## DO THIS
Set down the material below in full, matching it exactly.

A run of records

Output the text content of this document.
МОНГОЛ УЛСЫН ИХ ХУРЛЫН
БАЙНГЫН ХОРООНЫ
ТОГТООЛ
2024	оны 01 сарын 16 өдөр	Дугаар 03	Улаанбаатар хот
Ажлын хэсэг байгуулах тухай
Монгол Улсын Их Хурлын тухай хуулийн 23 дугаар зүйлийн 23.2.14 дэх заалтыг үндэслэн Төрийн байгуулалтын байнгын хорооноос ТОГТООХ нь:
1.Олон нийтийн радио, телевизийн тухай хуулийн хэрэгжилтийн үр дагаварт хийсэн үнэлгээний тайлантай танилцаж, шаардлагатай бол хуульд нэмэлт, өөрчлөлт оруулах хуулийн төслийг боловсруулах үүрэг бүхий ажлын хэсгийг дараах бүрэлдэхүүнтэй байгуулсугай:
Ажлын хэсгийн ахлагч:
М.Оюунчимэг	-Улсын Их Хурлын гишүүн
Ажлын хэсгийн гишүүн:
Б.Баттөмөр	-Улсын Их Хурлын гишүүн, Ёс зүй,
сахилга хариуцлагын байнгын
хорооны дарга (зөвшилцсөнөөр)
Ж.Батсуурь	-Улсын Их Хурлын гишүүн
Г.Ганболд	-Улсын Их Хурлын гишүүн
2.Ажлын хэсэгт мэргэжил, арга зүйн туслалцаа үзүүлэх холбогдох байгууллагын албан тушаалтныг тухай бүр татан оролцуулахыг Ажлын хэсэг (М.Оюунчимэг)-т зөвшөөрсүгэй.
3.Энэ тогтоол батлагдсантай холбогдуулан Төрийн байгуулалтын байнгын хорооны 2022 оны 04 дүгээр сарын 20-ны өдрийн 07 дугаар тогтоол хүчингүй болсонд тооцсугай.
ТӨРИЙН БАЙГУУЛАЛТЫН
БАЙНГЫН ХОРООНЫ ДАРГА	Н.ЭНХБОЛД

## FINISHED ANSWER
Output the text content of this document.
МОНГОЛ УЛСЫН ИХ ХУРЛЫН
БАЙНГЫН ХОРООНЫ
ТОГТООЛ
2024	оны 01 сарын 16 өдөр	Дугаар 03	Улаанбаатар хот
Ажлын хэсэг байгуулах тухай
Монгол Улсын Их Хурлын тухай хуулийн 23 дугаар зүйлийн 23.2.14 дэх заалтыг үндэслэн Төрийн байгуулалтын байнгын хорооноос ТОГТООХ нь:
1.Олон нийтийн радио, телевизийн тухай хуулийн хэрэгжилтийн үр дагаварт хийсэн үнэлгээний тайлантай танилцаж, шаардлагатай бол хуульд нэмэлт, өөрчлөлт оруулах хуулийн төслийг боловсруулах үүрэг бүхий ажлын хэсгийг дараах бүрэлдэхүүнтэй байгуулсугай:
Ажлын хэсгийн ахлагч:
М.Оюунчимэг	-Улсын Их Хурлын гишүүн
Ажлын хэсгийн гишүүн:
Б.Баттөмөр	-Улсын Их Хурлын гишүүн, Ёс зүй,
сахилга хариуцлагын байнгын
хорооны дарга (зөвшилцсөнөөр)
Ж.Батсуурь	-Улсын Их Хурлын гишүүн
Г.Ганболд	-Улсын Их Хурлын гишүүн
2.Ажлын хэсэгт мэргэжил, арга зүйн туслалцаа үзүүлэх холбогдох байгууллагын албан тушаалтныг тухай бүр татан оролцуулахыг Ажлын хэсэг (М.Оюунчимэг)-т зөвшөөрсүгэй.
3.Энэ тогтоол батлагдсантай холбогдуулан Төрийн байгуулалтын байнгын хорооны 2022 оны 04 дүгээр сарын 20-ны өдрийн 07 дугаар тогтоол хүчингүй болсонд тооцсугай.
ТӨРИЙН БАЙГУУЛАЛТЫН
БАЙНГЫН ХОРООНЫ ДАРГА	Н.ЭНХБОЛД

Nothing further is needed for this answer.